**EXERCISE OBJECTIVE:** Return every line of the data below that includes the string "report".

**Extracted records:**
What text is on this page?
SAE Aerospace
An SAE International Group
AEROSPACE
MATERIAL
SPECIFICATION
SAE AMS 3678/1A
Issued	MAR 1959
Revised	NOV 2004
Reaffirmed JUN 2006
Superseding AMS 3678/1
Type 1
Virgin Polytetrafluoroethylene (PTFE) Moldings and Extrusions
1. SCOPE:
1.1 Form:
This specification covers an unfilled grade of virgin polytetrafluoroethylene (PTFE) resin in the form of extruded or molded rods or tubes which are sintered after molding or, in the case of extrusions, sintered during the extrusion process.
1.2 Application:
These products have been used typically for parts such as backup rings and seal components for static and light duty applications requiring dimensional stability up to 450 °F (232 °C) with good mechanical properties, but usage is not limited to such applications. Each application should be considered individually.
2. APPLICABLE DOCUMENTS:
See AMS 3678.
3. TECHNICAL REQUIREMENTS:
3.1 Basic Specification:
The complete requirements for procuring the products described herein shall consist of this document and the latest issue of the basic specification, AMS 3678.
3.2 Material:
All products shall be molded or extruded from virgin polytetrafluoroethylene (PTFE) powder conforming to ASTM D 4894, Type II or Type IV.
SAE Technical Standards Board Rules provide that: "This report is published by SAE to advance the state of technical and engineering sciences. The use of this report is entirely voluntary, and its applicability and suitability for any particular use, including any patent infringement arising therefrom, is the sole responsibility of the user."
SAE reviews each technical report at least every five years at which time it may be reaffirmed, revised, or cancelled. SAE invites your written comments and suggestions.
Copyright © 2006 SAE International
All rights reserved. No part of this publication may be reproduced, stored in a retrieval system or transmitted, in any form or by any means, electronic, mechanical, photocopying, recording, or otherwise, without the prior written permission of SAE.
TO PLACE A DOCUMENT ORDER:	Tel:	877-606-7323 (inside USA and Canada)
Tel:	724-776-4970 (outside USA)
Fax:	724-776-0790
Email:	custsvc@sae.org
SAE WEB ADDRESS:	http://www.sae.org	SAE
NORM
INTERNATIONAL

**COMPLETED EXERCISE:**
SAE Technical Standards Board Rules provide that: "This report is published by SAE to advance the state of technical and engineering sciences. The use of this report is entirely voluntary, and its applicability and suitability for any particular use, including any patent infringement arising therefrom, is the sole responsibility of the user."
SAE reviews each technical report at least every five years at which time it may be reaffirmed, revised, or cancelled. SAE invites your written comments and suggestions.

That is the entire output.